What to do =>
Quote the records that follow in full, leaving the pictures out.

Extracted records =>
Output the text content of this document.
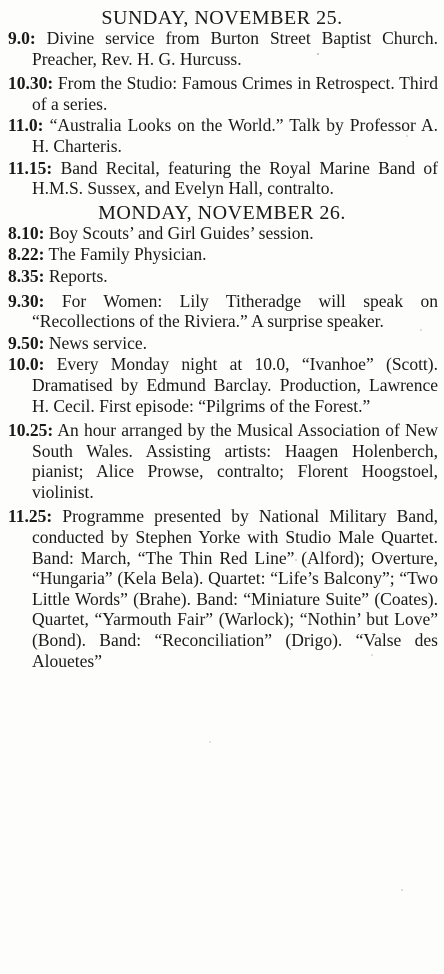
SUNDAY, NOVEMBER 25.

9.0: Divine service from Burton Street Baptist Church. Preacher, Rev. H. G. Hurcuss.

10.30: From the Studio: Famous Crimes in Retrospect. Third of a series.

11.0: “Australia Looks on the World.” Talk by Professor A. H. Charteris.

11.15: Band Recital, featuring the Royal Marine Band of H.M.S. Sussex, and Evelyn Hall, contralto.

MONDAY, NOVEMBER 26.

8.10: Boy Scouts’ and Girl Guides’ session.

8.22: The Family Physician.

8.35: Reports.

9.30: For Women: Lily Titheradge will speak on “Recollections of the Riviera.” A surprise speaker.

9.50: News service.

10.0: Every Monday night at 10.0, “Ivanhoe” (Scott). Dramatised by Edmund Barclay. Production, Lawrence H. Cecil. First episode: “Pilgrims of the Forest.”

10.25: An hour arranged by the Musical Association of New South Wales. Assisting artists: Haagen Holenberch, pianist; Alice Prowse, contralto; Florent Hoogstoel, violinist.

11.25: Programme presented by National Military Band, conducted by Stephen Yorke with Studio Male Quartet. Band: March, “The Thin Red Line” (Alford); Overture, “Hungaria” (Kela Bela). Quartet: “Life’s Balcony”; “Two Little Words” (Brahe). Band: “Miniature Suite” (Coates). Quartet, “Yarmouth Fair” (Warlock); “Nothin’ but Love” (Bond). Band: “Reconciliation” (Drigo). “Valse des Alouetes”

Response for this exercise =>
Output the text content of this document.
SUNDAY, NOVEMBER 25.

9.0: Divine service from Burton Street Baptist Church. Preacher, Rev. H. G. Hurcuss.

10.30: From the Studio: Famous Crimes in Retrospect. Third of a series.

11.0: “Australia Looks on the World.” Talk by Professor A. H. Charteris.

11.15: Band Recital, featuring the Royal Marine Band of H.M.S. Sussex, and Evelyn Hall, contralto.

MONDAY, NOVEMBER 26.

8.10: Boy Scouts’ and Girl Guides’ session.

8.22: The Family Physician.

8.35: Reports.

9.30: For Women: Lily Titheradge will speak on “Recollections of the Riviera.” A surprise speaker.

9.50: News service.

10.0: Every Monday night at 10.0, “Ivanhoe” (Scott). Dramatised by Edmund Barclay. Production, Lawrence H. Cecil. First episode: “Pilgrims of the Forest.”

10.25: An hour arranged by the Musical Association of New South Wales. Assisting artists: Haagen Holenberch, pianist; Alice Prowse, contralto; Florent Hoogstoel, violinist.

11.25: Programme presented by National Military Band, conducted by Stephen Yorke with Studio Male Quartet. Band: March, “The Thin Red Line” (Alford); Overture, “Hungaria” (Kela Bela). Quartet: “Life’s Balcony”; “Two Little Words” (Brahe). Band: “Miniature Suite” (Coates). Quartet, “Yarmouth Fair” (Warlock); “Nothin’ but Love” (Bond). Band: “Reconciliation” (Drigo). “Valse des Alouetes”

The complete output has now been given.